** start **

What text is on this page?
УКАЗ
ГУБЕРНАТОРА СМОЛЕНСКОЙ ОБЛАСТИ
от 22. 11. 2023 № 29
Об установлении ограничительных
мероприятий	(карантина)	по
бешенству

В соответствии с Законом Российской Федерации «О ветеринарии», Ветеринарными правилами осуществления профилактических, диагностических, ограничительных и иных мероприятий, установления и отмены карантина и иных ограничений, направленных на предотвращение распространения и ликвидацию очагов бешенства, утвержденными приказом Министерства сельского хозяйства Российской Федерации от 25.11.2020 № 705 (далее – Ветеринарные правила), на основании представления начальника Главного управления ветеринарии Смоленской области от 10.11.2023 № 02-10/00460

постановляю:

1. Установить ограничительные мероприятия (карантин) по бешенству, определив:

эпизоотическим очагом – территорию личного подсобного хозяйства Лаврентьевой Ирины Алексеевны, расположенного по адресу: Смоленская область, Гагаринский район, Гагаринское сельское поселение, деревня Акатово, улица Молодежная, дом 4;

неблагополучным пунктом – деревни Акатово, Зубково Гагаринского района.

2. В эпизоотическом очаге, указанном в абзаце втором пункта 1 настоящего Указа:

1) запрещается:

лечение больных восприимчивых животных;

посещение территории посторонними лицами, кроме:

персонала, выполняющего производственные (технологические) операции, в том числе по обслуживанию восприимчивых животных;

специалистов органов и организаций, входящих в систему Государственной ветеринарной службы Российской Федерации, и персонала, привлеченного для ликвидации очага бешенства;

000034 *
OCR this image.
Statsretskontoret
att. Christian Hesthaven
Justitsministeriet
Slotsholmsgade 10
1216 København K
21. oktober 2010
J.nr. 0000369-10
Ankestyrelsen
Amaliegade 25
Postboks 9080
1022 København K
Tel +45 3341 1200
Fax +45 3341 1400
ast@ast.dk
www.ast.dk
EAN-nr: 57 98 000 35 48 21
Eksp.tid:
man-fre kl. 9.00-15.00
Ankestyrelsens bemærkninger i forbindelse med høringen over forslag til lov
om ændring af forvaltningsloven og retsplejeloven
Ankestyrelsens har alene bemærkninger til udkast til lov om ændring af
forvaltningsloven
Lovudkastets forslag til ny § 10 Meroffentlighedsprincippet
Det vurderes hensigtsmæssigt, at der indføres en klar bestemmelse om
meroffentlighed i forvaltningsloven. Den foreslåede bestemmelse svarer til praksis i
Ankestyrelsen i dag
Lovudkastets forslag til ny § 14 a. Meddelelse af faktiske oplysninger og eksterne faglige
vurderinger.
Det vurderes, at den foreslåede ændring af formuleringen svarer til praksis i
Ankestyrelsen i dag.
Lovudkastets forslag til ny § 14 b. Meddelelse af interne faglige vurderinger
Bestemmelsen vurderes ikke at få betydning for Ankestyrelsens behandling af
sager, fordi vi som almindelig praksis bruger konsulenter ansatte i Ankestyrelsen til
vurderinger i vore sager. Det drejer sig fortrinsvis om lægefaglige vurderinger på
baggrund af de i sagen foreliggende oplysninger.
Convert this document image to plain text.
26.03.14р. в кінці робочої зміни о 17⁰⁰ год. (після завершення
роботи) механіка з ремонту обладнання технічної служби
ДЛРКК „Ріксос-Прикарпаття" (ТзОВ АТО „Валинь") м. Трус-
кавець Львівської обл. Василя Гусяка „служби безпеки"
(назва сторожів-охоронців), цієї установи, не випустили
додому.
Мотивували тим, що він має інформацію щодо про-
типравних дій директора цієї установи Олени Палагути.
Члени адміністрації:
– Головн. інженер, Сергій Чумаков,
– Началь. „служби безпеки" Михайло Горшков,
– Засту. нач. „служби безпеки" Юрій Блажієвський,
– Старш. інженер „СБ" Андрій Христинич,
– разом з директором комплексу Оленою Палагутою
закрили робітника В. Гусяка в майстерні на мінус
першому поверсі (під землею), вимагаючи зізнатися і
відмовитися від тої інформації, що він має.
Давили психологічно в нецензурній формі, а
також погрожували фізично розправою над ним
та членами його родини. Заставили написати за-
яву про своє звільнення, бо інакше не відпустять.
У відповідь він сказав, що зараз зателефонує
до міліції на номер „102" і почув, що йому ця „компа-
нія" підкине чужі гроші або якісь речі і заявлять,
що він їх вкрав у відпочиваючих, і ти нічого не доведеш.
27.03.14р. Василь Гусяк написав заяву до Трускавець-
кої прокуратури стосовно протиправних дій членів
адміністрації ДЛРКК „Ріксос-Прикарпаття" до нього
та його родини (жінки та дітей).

** end **

**Stated goal:**
Restate every entry word for word.

**Solution for this exercise:**
What text is on this page?
УКАЗ
ГУБЕРНАТОРА СМОЛЕНСКОЙ ОБЛАСТИ
от 22. 11. 2023 № 29
Об установлении ограничительных
мероприятий	(карантина)	по
бешенству

В соответствии с Законом Российской Федерации «О ветеринарии», Ветеринарными правилами осуществления профилактических, диагностических, ограничительных и иных мероприятий, установления и отмены карантина и иных ограничений, направленных на предотвращение распространения и ликвидацию очагов бешенства, утвержденными приказом Министерства сельского хозяйства Российской Федерации от 25.11.2020 № 705 (далее – Ветеринарные правила), на основании представления начальника Главного управления ветеринарии Смоленской области от 10.11.2023 № 02-10/00460

постановляю:

1. Установить ограничительные мероприятия (карантин) по бешенству, определив:

эпизоотическим очагом – территорию личного подсобного хозяйства Лаврентьевой Ирины Алексеевны, расположенного по адресу: Смоленская область, Гагаринский район, Гагаринское сельское поселение, деревня Акатово, улица Молодежная, дом 4;

неблагополучным пунктом – деревни Акатово, Зубково Гагаринского района.

2. В эпизоотическом очаге, указанном в абзаце втором пункта 1 настоящего Указа:

1) запрещается:

лечение больных восприимчивых животных;

посещение территории посторонними лицами, кроме:

персонала, выполняющего производственные (технологические) операции, в том числе по обслуживанию восприимчивых животных;

специалистов органов и организаций, входящих в систему Государственной ветеринарной службы Российской Федерации, и персонала, привлеченного для ликвидации очага бешенства;

000034 *
OCR this image.
Statsretskontoret
att. Christian Hesthaven
Justitsministeriet
Slotsholmsgade 10
1216 København K
21. oktober 2010
J.nr. 0000369-10
Ankestyrelsen
Amaliegade 25
Postboks 9080
1022 København K
Tel +45 3341 1200
Fax +45 3341 1400
ast@ast.dk
www.ast.dk
EAN-nr: 57 98 000 35 48 21
Eksp.tid:
man-fre kl. 9.00-15.00
Ankestyrelsens bemærkninger i forbindelse med høringen over forslag til lov
om ændring af forvaltningsloven og retsplejeloven
Ankestyrelsens har alene bemærkninger til udkast til lov om ændring af
forvaltningsloven
Lovudkastets forslag til ny § 10 Meroffentlighedsprincippet
Det vurderes hensigtsmæssigt, at der indføres en klar bestemmelse om
meroffentlighed i forvaltningsloven. Den foreslåede bestemmelse svarer til praksis i
Ankestyrelsen i dag
Lovudkastets forslag til ny § 14 a. Meddelelse af faktiske oplysninger og eksterne faglige
vurderinger.
Det vurderes, at den foreslåede ændring af formuleringen svarer til praksis i
Ankestyrelsen i dag.
Lovudkastets forslag til ny § 14 b. Meddelelse af interne faglige vurderinger
Bestemmelsen vurderes ikke at få betydning for Ankestyrelsens behandling af
sager, fordi vi som almindelig praksis bruger konsulenter ansatte i Ankestyrelsen til
vurderinger i vore sager. Det drejer sig fortrinsvis om lægefaglige vurderinger på
baggrund af de i sagen foreliggende oplysninger.
Convert this document image to plain text.
26.03.14р. в кінці робочої зміни о 17⁰⁰ год. (після завершення
роботи) механіка з ремонту обладнання технічної служби
ДЛРКК „Ріксос-Прикарпаття" (ТзОВ АТО „Валинь") м. Трус-
кавець Львівської обл. Василя Гусяка „служби безпеки"
(назва сторожів-охоронців), цієї установи, не випустили
додому.
Мотивували тим, що він має інформацію щодо про-
типравних дій директора цієї установи Олени Палагути.
Члени адміністрації:
– Головн. інженер, Сергій Чумаков,
– Началь. „служби безпеки" Михайло Горшков,
– Засту. нач. „служби безпеки" Юрій Блажієвський,
– Старш. інженер „СБ" Андрій Христинич,
– разом з директором комплексу Оленою Палагутою
закрили робітника В. Гусяка в майстерні на мінус
першому поверсі (під землею), вимагаючи зізнатися і
відмовитися від тої інформації, що він має.
Давили психологічно в нецензурній формі, а
також погрожували фізично розправою над ним
та членами його родини. Заставили написати за-
яву про своє звільнення, бо інакше не відпустять.
У відповідь він сказав, що зараз зателефонує
до міліції на номер „102" і почув, що йому ця „компа-
нія" підкине чужі гроші або якісь речі і заявлять,
що він їх вкрав у відпочиваючих, і ти нічого не доведеш.
27.03.14р. Василь Гусяк написав заяву до Трускавець-
кої прокуратури стосовно протиправних дій членів
адміністрації ДЛРКК „Ріксос-Прикарпаття" до нього
та його родини (жінки та дітей).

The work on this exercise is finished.